Adelaide was the one who sprang to Bourgogne's defence. Their relative characters can be judged by the fact that Bourgogne wondered whether it was not ‘un-Christian' for her to do so. She might have gone ‘a little too far' in certain speeches. Maybe Madame de Maintenon should rein her in? At the same time he was charmed by her ‘affection and trust'; Adelaide was not a troublemaker by nature; she lacked what Bourgogne called a mischievous ‘woman's spirit'; she had on the contrary ‘a solid mind' – masculine, presumably – ‘much good sense and an excellent and very noble heart'.40

Certainly Adelaide was forthright in her opposition to Vendôme. And she refused to be reined in: Vendôme was ‘a man for whom she would always feel the greatest loathing and contempt'. Adelaide the frivolous, who had loved nothing so much as to gamble, now spent hours in vigils in the chapel when she was supposed to be asleep. In the meantime Lille fell to Marlborough on 23 October, increasing the dismay at court. When Bourgogne himself returned to Versailles it was to the sound of ribald verses from Madame la Duchesse with lines like this: ‘For he's a coward / And a bigot too …' As Françoise commented to the Princesse des Ursins: ‘He [Bourgogne] will need all his religious faith to sustain the unjust attacks of the world.'41 Moreover, Vendôme was back too, but he was the centre of a very different kind of attention.

## Source data
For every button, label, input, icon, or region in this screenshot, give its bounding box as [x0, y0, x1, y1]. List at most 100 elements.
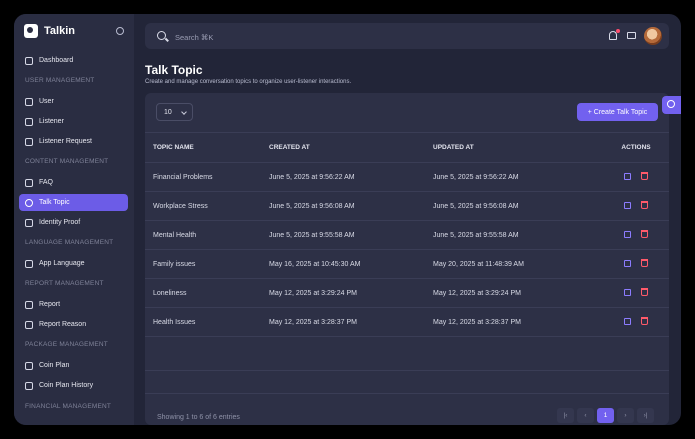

## Required task
Using the passage about Adelaide and Bourgogne, answer these questions:
1. According to Bourgogne, what kind of spirit did Adelaide lack?
2. On what date did Lille fall to Marlborough?
3. To whom did Françoise write about the attacks on Bourgogne?
The material stands apart from the passage about Adelaide and Bourgogne.

## Answer to the problem
1. A mischievous "woman's spirit."
2. 23 October.
3. The Princesse des Ursins.